● **RECORDS PROVIDED**
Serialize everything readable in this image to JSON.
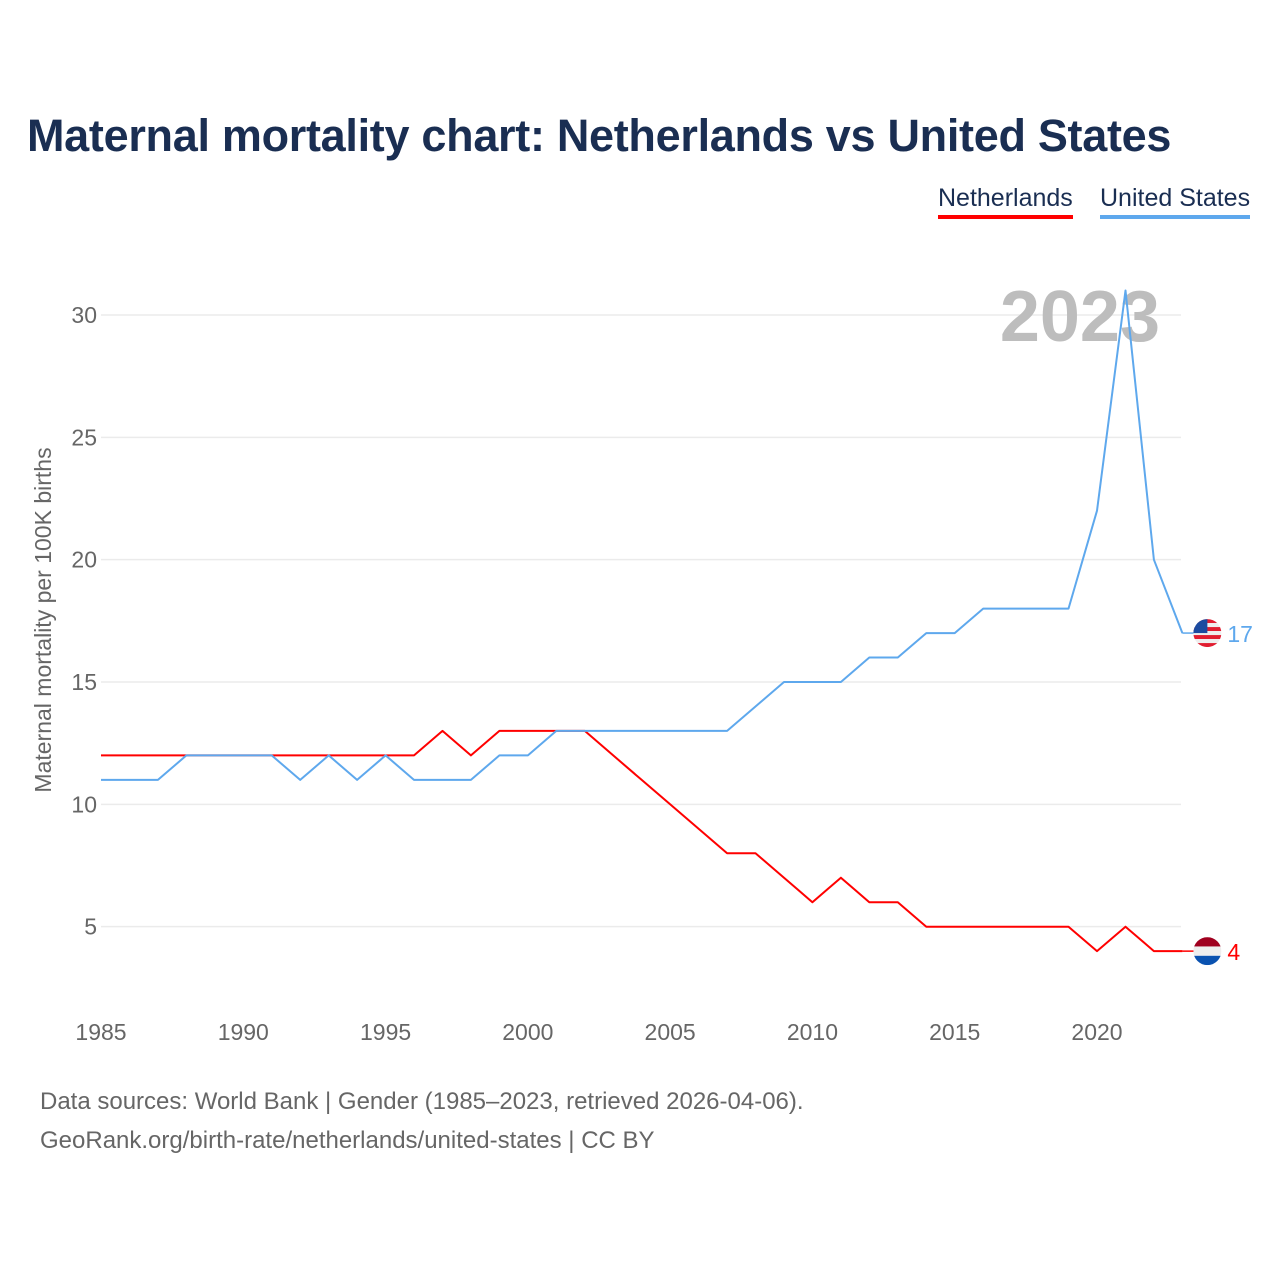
{
  "title": "Maternal mortality chart: Netherlands vs United States",
  "legend": [
    "Netherlands",
    "United States"
  ],
  "source_line1": "Data sources: World Bank | Gender (1985–2023, retrieved 2026-04-06).",
  "source_line2": "GeoRank.org/birth-rate/netherlands/united-states | CC BY",
  "chart_data": {
    "type": "line",
    "title": "Maternal mortality chart: Netherlands vs United States",
    "xlabel": "",
    "ylabel": "Maternal mortality per 100K births",
    "year_watermark": "2023",
    "xlim": [
      1985,
      2023
    ],
    "ylim": [
      0,
      30
    ],
    "x_ticks": [
      1985,
      1990,
      1995,
      2000,
      2005,
      2010,
      2015,
      2020
    ],
    "y_ticks": [
      5,
      10,
      15,
      20,
      25,
      30
    ],
    "grid": true,
    "legend_position": "top-right",
    "x": [
      1985,
      1986,
      1987,
      1988,
      1989,
      1990,
      1991,
      1992,
      1993,
      1994,
      1995,
      1996,
      1997,
      1998,
      1999,
      2000,
      2001,
      2002,
      2003,
      2004,
      2005,
      2006,
      2007,
      2008,
      2009,
      2010,
      2011,
      2012,
      2013,
      2014,
      2015,
      2016,
      2017,
      2018,
      2019,
      2020,
      2021,
      2022,
      2023
    ],
    "series": [
      {
        "name": "Netherlands",
        "color": "#ff0000",
        "end_label": "4",
        "values": [
          12,
          12,
          12,
          12,
          12,
          12,
          12,
          12,
          12,
          12,
          12,
          12,
          13,
          12,
          13,
          13,
          13,
          13,
          12,
          11,
          10,
          9,
          8,
          8,
          7,
          6,
          7,
          6,
          6,
          5,
          5,
          5,
          5,
          5,
          5,
          4,
          5,
          4,
          4
        ]
      },
      {
        "name": "United States",
        "color": "#5ea8ed",
        "end_label": "17",
        "values": [
          11,
          11,
          11,
          12,
          12,
          12,
          12,
          11,
          12,
          11,
          12,
          11,
          11,
          11,
          12,
          12,
          13,
          13,
          13,
          13,
          13,
          13,
          13,
          14,
          15,
          15,
          15,
          16,
          16,
          17,
          17,
          18,
          18,
          18,
          18,
          22,
          31,
          20,
          17
        ]
      }
    ]
  }
}
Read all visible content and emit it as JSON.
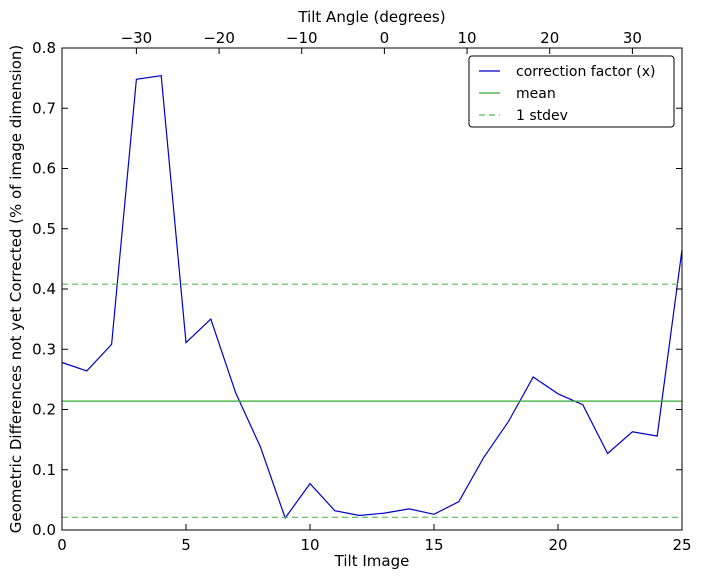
{
  "chart_data": {
    "type": "line",
    "xlabel": "Tilt Image",
    "ylabel": "Geometric Differences not yet Corrected (% of image dimension)",
    "x2label": "Tilt Angle (degrees)",
    "xlim": [
      0,
      25
    ],
    "ylim": [
      0,
      0.8
    ],
    "x2lim": [
      -39,
      36
    ],
    "xticks": [
      "0",
      "5",
      "10",
      "15",
      "20",
      "25"
    ],
    "yticks": [
      "0.0",
      "0.1",
      "0.2",
      "0.3",
      "0.4",
      "0.5",
      "0.6",
      "0.7",
      "0.8"
    ],
    "x2ticks": [
      "−30",
      "−20",
      "−10",
      "0",
      "10",
      "20",
      "30"
    ],
    "x2tick_values": [
      -30,
      -20,
      -10,
      0,
      10,
      20,
      30
    ],
    "legend_position": "top-right",
    "grid": false,
    "series": [
      {
        "name": "correction factor (x)",
        "color": "#0000cc",
        "style": "solid",
        "x": [
          0,
          1,
          2,
          3,
          4,
          5,
          6,
          7,
          8,
          9,
          10,
          11,
          12,
          13,
          14,
          15,
          16,
          17,
          18,
          19,
          20,
          21,
          22,
          23,
          24,
          25
        ],
        "y": [
          0.278,
          0.264,
          0.308,
          0.748,
          0.754,
          0.311,
          0.35,
          0.228,
          0.138,
          0.02,
          0.077,
          0.032,
          0.024,
          0.028,
          0.035,
          0.026,
          0.047,
          0.12,
          0.18,
          0.254,
          0.226,
          0.208,
          0.127,
          0.163,
          0.156,
          0.465
        ]
      },
      {
        "name": "mean",
        "color": "#33aa33",
        "style": "solid",
        "x": [
          0,
          25
        ],
        "y": [
          0.214,
          0.214
        ]
      },
      {
        "name": "1 stdev",
        "color": "#55bb55",
        "style": "dashed",
        "x": [
          0,
          25
        ],
        "y": [
          0.408,
          0.408
        ]
      },
      {
        "name": "",
        "color": "#55bb55",
        "style": "dashed",
        "x": [
          0,
          25
        ],
        "y": [
          0.021,
          0.021
        ]
      }
    ]
  }
}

● **TASK REQUIREMENTS**
Scan the listing above for the word "color" and show each line where it is found.

● **RESULT OF THE EXERCISE**
        "color": "#ff0000",
        "color": "#5ea8ed",
        "color": "#0000cc",
        "color": "#33aa33",
        "color": "#55bb55",
        "color": "#55bb55",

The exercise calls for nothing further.